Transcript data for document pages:
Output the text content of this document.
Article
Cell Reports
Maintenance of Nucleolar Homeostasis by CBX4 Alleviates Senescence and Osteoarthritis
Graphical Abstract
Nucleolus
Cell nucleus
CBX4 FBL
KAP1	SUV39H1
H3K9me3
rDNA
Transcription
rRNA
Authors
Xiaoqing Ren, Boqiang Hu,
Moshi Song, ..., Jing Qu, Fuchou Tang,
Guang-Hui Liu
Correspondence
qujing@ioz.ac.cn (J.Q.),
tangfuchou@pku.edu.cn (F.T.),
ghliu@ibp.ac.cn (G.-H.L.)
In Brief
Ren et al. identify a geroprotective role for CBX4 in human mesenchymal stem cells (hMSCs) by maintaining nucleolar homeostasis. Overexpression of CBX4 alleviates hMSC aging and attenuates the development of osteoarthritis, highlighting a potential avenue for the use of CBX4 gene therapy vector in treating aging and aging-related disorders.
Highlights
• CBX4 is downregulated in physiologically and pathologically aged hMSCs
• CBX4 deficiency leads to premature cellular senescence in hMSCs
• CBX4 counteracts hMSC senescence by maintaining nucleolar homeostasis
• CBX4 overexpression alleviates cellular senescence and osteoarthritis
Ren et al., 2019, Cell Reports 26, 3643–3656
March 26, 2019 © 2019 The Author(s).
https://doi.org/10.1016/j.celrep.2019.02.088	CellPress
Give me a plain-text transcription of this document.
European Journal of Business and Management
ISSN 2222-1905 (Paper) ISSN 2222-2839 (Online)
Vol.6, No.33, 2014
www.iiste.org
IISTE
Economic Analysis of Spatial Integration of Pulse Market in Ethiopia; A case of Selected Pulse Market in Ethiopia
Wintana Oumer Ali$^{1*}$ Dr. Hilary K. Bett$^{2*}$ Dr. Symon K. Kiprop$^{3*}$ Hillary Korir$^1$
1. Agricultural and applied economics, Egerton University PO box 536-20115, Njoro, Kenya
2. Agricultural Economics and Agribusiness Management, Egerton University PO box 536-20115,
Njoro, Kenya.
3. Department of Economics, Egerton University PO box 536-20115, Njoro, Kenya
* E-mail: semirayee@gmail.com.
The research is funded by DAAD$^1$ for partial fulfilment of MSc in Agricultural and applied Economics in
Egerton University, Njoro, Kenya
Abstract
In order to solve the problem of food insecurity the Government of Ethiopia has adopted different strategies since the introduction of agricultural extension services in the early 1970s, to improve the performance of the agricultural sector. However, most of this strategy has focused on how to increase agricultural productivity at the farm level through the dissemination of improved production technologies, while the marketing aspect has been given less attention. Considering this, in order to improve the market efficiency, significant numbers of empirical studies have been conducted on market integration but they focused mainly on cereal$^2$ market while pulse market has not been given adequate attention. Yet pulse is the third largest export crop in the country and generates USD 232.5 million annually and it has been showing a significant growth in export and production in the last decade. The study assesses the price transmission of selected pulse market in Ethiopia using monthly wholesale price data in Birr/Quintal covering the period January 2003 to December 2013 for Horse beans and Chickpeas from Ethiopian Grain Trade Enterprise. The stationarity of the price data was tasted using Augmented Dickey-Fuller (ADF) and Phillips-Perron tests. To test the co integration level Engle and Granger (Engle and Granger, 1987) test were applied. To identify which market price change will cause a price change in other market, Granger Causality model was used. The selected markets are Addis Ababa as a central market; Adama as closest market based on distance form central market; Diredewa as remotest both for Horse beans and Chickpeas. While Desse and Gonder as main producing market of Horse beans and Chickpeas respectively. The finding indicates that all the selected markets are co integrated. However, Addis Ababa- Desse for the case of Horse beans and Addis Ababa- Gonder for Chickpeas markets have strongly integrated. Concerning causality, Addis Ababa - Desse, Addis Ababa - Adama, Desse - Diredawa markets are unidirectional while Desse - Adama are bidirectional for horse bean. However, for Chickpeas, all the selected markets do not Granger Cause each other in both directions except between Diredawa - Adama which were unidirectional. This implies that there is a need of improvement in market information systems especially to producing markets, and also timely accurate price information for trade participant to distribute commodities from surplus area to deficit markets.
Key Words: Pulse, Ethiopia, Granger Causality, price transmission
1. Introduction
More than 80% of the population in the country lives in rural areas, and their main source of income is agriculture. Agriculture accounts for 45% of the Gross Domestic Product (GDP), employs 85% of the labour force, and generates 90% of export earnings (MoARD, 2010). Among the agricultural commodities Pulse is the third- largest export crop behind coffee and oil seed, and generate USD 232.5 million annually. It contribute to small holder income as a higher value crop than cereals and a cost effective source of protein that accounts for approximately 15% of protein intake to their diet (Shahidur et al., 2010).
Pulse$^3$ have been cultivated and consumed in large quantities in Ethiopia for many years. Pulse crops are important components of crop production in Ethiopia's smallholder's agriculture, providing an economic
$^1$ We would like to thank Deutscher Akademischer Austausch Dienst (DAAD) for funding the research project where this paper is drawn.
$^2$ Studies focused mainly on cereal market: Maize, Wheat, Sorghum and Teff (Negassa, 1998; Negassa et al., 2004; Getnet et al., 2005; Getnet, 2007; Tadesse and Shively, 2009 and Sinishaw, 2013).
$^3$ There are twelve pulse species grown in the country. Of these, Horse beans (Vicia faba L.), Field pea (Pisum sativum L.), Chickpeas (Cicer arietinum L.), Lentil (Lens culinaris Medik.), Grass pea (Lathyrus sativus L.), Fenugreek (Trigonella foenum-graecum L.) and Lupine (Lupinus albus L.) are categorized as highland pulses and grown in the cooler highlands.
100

WORK INSTRUCTION. Find "cellular" in the preceding records. Copy each line that holds it.

ANSWER TO THIS TASK.
• CBX4 deficiency leads to premature cellular senescence in hMSCs
• CBX4 overexpression alleviates cellular senescence and osteoarthritis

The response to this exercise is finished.